Transcribe every entry word for word, but skip the images.

======== DATASET RECORDS ========

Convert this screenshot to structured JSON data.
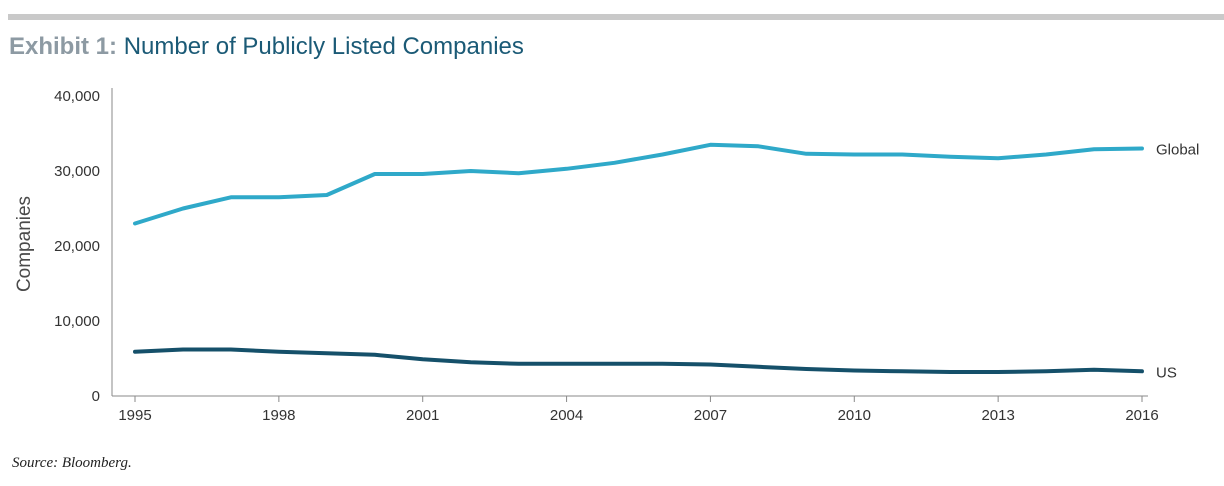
{
  "header": {
    "exhibit": "Exhibit 1:",
    "title": "Number of Publicly Listed Companies"
  },
  "source": "Source: Bloomberg.",
  "colors": {
    "global": "#2fa9c9",
    "us": "#15506a",
    "axis": "#8a8a8a"
  },
  "chart_data": {
    "type": "line",
    "title": "Number of Publicly Listed Companies",
    "xlabel": "",
    "ylabel": "Companies",
    "x": [
      1995,
      1996,
      1997,
      1998,
      1999,
      2000,
      2001,
      2002,
      2003,
      2004,
      2005,
      2006,
      2007,
      2008,
      2009,
      2010,
      2011,
      2012,
      2013,
      2014,
      2015,
      2016
    ],
    "xticks": [
      "1995",
      "1998",
      "2001",
      "2004",
      "2007",
      "2010",
      "2013",
      "2016"
    ],
    "yticks": [
      "0",
      "10,000",
      "20,000",
      "30,000",
      "40,000"
    ],
    "ylim": [
      0,
      40000
    ],
    "grid": false,
    "series": [
      {
        "name": "Global",
        "values": [
          23000,
          25000,
          26500,
          26500,
          26800,
          29600,
          29600,
          30000,
          29700,
          30300,
          31100,
          32200,
          33500,
          33300,
          32300,
          32200,
          32200,
          31900,
          31700,
          32200,
          32900,
          33000
        ]
      },
      {
        "name": "US",
        "values": [
          5900,
          6200,
          6200,
          5900,
          5700,
          5500,
          4900,
          4500,
          4300,
          4300,
          4300,
          4300,
          4200,
          3900,
          3600,
          3400,
          3300,
          3200,
          3200,
          3300,
          3500,
          3300
        ]
      }
    ]
  }
}
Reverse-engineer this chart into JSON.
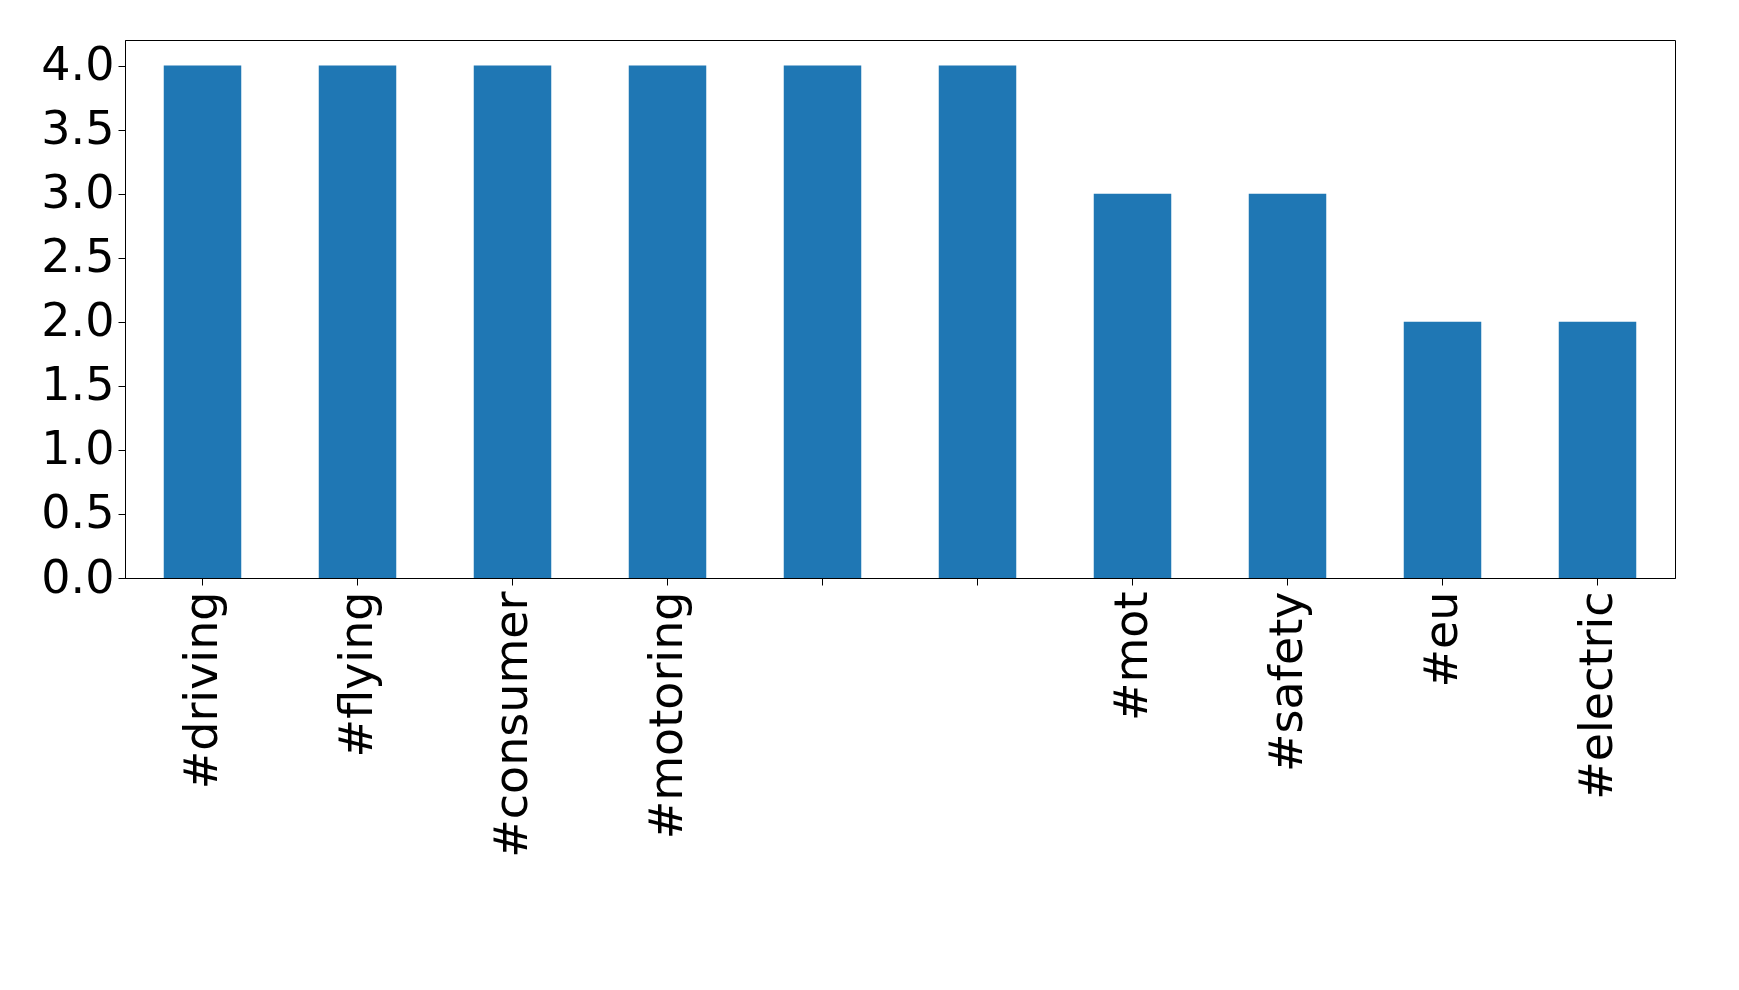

========

FINISHED EXERCISE:
Convert this screenshot to structured JSON data.
{
  "header": {
    "exhibit": "Exhibit 1:",
    "title": "Number of Publicly Listed Companies"
  },
  "source": "Source: Bloomberg.",
  "colors": {
    "global": "#2fa9c9",
    "us": "#15506a",
    "axis": "#8a8a8a"
  },
  "chart_data": {
    "type": "line",
    "title": "Number of Publicly Listed Companies",
    "xlabel": "",
    "ylabel": "Companies",
    "x": [
      1995,
      1996,
      1997,
      1998,
      1999,
      2000,
      2001,
      2002,
      2003,
      2004,
      2005,
      2006,
      2007,
      2008,
      2009,
      2010,
      2011,
      2012,
      2013,
      2014,
      2015,
      2016
    ],
    "xticks": [
      "1995",
      "1998",
      "2001",
      "2004",
      "2007",
      "2010",
      "2013",
      "2016"
    ],
    "yticks": [
      "0",
      "10,000",
      "20,000",
      "30,000",
      "40,000"
    ],
    "ylim": [
      0,
      40000
    ],
    "grid": false,
    "series": [
      {
        "name": "Global",
        "values": [
          23000,
          25000,
          26500,
          26500,
          26800,
          29600,
          29600,
          30000,
          29700,
          30300,
          31100,
          32200,
          33500,
          33300,
          32300,
          32200,
          32200,
          31900,
          31700,
          32200,
          32900,
          33000
        ]
      },
      {
        "name": "US",
        "values": [
          5900,
          6200,
          6200,
          5900,
          5700,
          5500,
          4900,
          4500,
          4300,
          4300,
          4300,
          4300,
          4200,
          3900,
          3600,
          3400,
          3300,
          3200,
          3200,
          3300,
          3500,
          3300
        ]
      }
    ]
  }
}
Reverse-engineer this chart into JSON.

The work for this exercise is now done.